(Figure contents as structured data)
========================================================================

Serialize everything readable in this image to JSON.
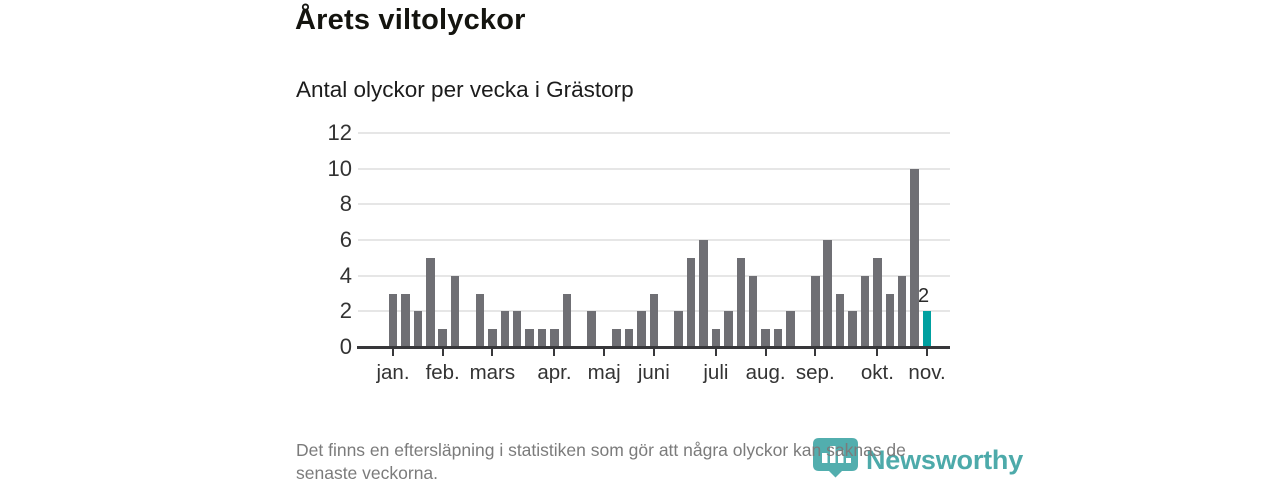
{
  "header": {
    "title": "Årets viltolyckor",
    "subtitle": "Antal olyckor per vecka i Grästorp"
  },
  "chart_data": {
    "type": "bar",
    "title": "Årets viltolyckor",
    "subtitle": "Antal olyckor per vecka i Grästorp",
    "x_unit": "vecka",
    "weeks": [
      1,
      2,
      3,
      4,
      5,
      6,
      7,
      8,
      9,
      10,
      11,
      12,
      13,
      14,
      15,
      16,
      17,
      18,
      19,
      20,
      21,
      22,
      23,
      24,
      25,
      26,
      27,
      28,
      29,
      30,
      31,
      32,
      33,
      34,
      35,
      36,
      37,
      38,
      39,
      40,
      41,
      42,
      43,
      44
    ],
    "values": [
      3,
      3,
      2,
      5,
      1,
      4,
      0,
      3,
      1,
      2,
      2,
      1,
      1,
      1,
      3,
      0,
      2,
      0,
      1,
      1,
      2,
      3,
      0,
      2,
      5,
      6,
      1,
      2,
      5,
      4,
      1,
      1,
      2,
      0,
      4,
      6,
      3,
      2,
      4,
      5,
      3,
      4,
      10,
      2
    ],
    "ylim": [
      0,
      12
    ],
    "yticks": [
      0,
      2,
      4,
      6,
      8,
      10,
      12
    ],
    "grid": true,
    "month_ticks": [
      {
        "label": "jan.",
        "week": 1
      },
      {
        "label": "feb.",
        "week": 5
      },
      {
        "label": "mars",
        "week": 9
      },
      {
        "label": "apr.",
        "week": 14
      },
      {
        "label": "maj",
        "week": 18
      },
      {
        "label": "juni",
        "week": 22
      },
      {
        "label": "juli",
        "week": 27
      },
      {
        "label": "aug.",
        "week": 31
      },
      {
        "label": "sep.",
        "week": 35
      },
      {
        "label": "okt.",
        "week": 40
      },
      {
        "label": "nov.",
        "week": 44
      }
    ],
    "highlight_last_bar": true,
    "last_value_label": "2",
    "colors": {
      "bar": "#6f6f74",
      "highlight": "#00a0a0",
      "grid": "#e6e6e6",
      "axis": "#37373a",
      "tick_text": "#333333"
    }
  },
  "footer": {
    "note_lines": [
      "Det finns en eftersläpning i statistiken som gör att några olyckor kan saknas de",
      "senaste veckorna."
    ],
    "brand": "Newsworthy"
  }
}
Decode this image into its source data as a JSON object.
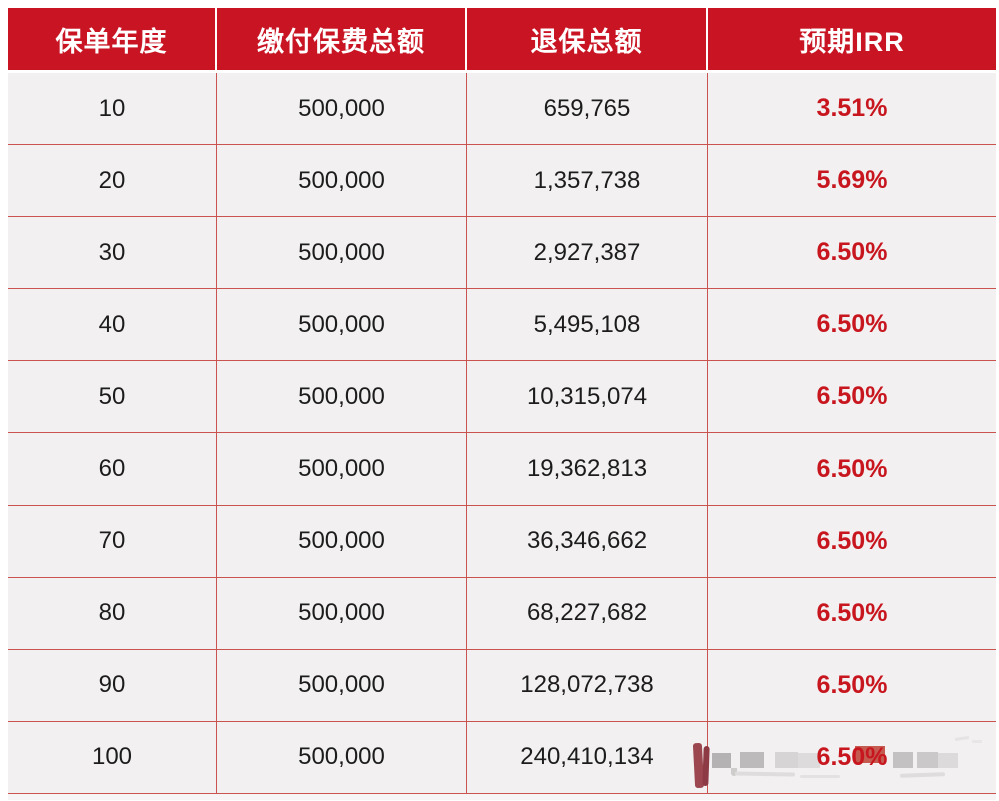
{
  "table": {
    "columns": [
      "保单年度",
      "缴付保费总额",
      "退保总额",
      "预期IRR"
    ],
    "rows": [
      {
        "year": "10",
        "premium": "500,000",
        "surrender": "659,765",
        "irr": "3.51%"
      },
      {
        "year": "20",
        "premium": "500,000",
        "surrender": "1,357,738",
        "irr": "5.69%"
      },
      {
        "year": "30",
        "premium": "500,000",
        "surrender": "2,927,387",
        "irr": "6.50%"
      },
      {
        "year": "40",
        "premium": "500,000",
        "surrender": "5,495,108",
        "irr": "6.50%"
      },
      {
        "year": "50",
        "premium": "500,000",
        "surrender": "10,315,074",
        "irr": "6.50%"
      },
      {
        "year": "60",
        "premium": "500,000",
        "surrender": "19,362,813",
        "irr": "6.50%"
      },
      {
        "year": "70",
        "premium": "500,000",
        "surrender": "36,346,662",
        "irr": "6.50%"
      },
      {
        "year": "80",
        "premium": "500,000",
        "surrender": "68,227,682",
        "irr": "6.50%"
      },
      {
        "year": "90",
        "premium": "500,000",
        "surrender": "128,072,738",
        "irr": "6.50%"
      },
      {
        "year": "100",
        "premium": "500,000",
        "surrender": "240,410,134",
        "irr": "6.50%"
      }
    ]
  },
  "colors": {
    "header_bg": "#c81423",
    "irr_text": "#c8161f",
    "grid_line": "#c9534e",
    "row_bg": "#f2f0f1",
    "page_bg": "#ffffff"
  }
}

========================================================================

#### Brief
Omitting all images, retype each line of the records precisely.

#### Finished answer
Serialize everything readable in this image to JSON.
{
  "header": {
    "title": "Årets viltolyckor",
    "subtitle": "Antal olyckor per vecka i Grästorp"
  },
  "chart_data": {
    "type": "bar",
    "title": "Årets viltolyckor",
    "subtitle": "Antal olyckor per vecka i Grästorp",
    "x_unit": "vecka",
    "weeks": [
      1,
      2,
      3,
      4,
      5,
      6,
      7,
      8,
      9,
      10,
      11,
      12,
      13,
      14,
      15,
      16,
      17,
      18,
      19,
      20,
      21,
      22,
      23,
      24,
      25,
      26,
      27,
      28,
      29,
      30,
      31,
      32,
      33,
      34,
      35,
      36,
      37,
      38,
      39,
      40,
      41,
      42,
      43,
      44
    ],
    "values": [
      3,
      3,
      2,
      5,
      1,
      4,
      0,
      3,
      1,
      2,
      2,
      1,
      1,
      1,
      3,
      0,
      2,
      0,
      1,
      1,
      2,
      3,
      0,
      2,
      5,
      6,
      1,
      2,
      5,
      4,
      1,
      1,
      2,
      0,
      4,
      6,
      3,
      2,
      4,
      5,
      3,
      4,
      10,
      2
    ],
    "ylim": [
      0,
      12
    ],
    "yticks": [
      0,
      2,
      4,
      6,
      8,
      10,
      12
    ],
    "grid": true,
    "month_ticks": [
      {
        "label": "jan.",
        "week": 1
      },
      {
        "label": "feb.",
        "week": 5
      },
      {
        "label": "mars",
        "week": 9
      },
      {
        "label": "apr.",
        "week": 14
      },
      {
        "label": "maj",
        "week": 18
      },
      {
        "label": "juni",
        "week": 22
      },
      {
        "label": "juli",
        "week": 27
      },
      {
        "label": "aug.",
        "week": 31
      },
      {
        "label": "sep.",
        "week": 35
      },
      {
        "label": "okt.",
        "week": 40
      },
      {
        "label": "nov.",
        "week": 44
      }
    ],
    "highlight_last_bar": true,
    "last_value_label": "2",
    "colors": {
      "bar": "#6f6f74",
      "highlight": "#00a0a0",
      "grid": "#e6e6e6",
      "axis": "#37373a",
      "tick_text": "#333333"
    }
  },
  "footer": {
    "note_lines": [
      "Det finns en eftersläpning i statistiken som gör att några olyckor kan saknas de",
      "senaste veckorna."
    ],
    "brand": "Newsworthy"
  }
}
Decode this image into its source data as a JSON object.
{
  "table": {
    "columns": [
      "保单年度",
      "缴付保费总额",
      "退保总额",
      "预期IRR"
    ],
    "rows": [
      {
        "year": "10",
        "premium": "500,000",
        "surrender": "659,765",
        "irr": "3.51%"
      },
      {
        "year": "20",
        "premium": "500,000",
        "surrender": "1,357,738",
        "irr": "5.69%"
      },
      {
        "year": "30",
        "premium": "500,000",
        "surrender": "2,927,387",
        "irr": "6.50%"
      },
      {
        "year": "40",
        "premium": "500,000",
        "surrender": "5,495,108",
        "irr": "6.50%"
      },
      {
        "year": "50",
        "premium": "500,000",
        "surrender": "10,315,074",
        "irr": "6.50%"
      },
      {
        "year": "60",
        "premium": "500,000",
        "surrender": "19,362,813",
        "irr": "6.50%"
      },
      {
        "year": "70",
        "premium": "500,000",
        "surrender": "36,346,662",
        "irr": "6.50%"
      },
      {
        "year": "80",
        "premium": "500,000",
        "surrender": "68,227,682",
        "irr": "6.50%"
      },
      {
        "year": "90",
        "premium": "500,000",
        "surrender": "128,072,738",
        "irr": "6.50%"
      },
      {
        "year": "100",
        "premium": "500,000",
        "surrender": "240,410,134",
        "irr": "6.50%"
      }
    ]
  },
  "colors": {
    "header_bg": "#c81423",
    "irr_text": "#c8161f",
    "grid_line": "#c9534e",
    "row_bg": "#f2f0f1",
    "page_bg": "#ffffff"
  }
}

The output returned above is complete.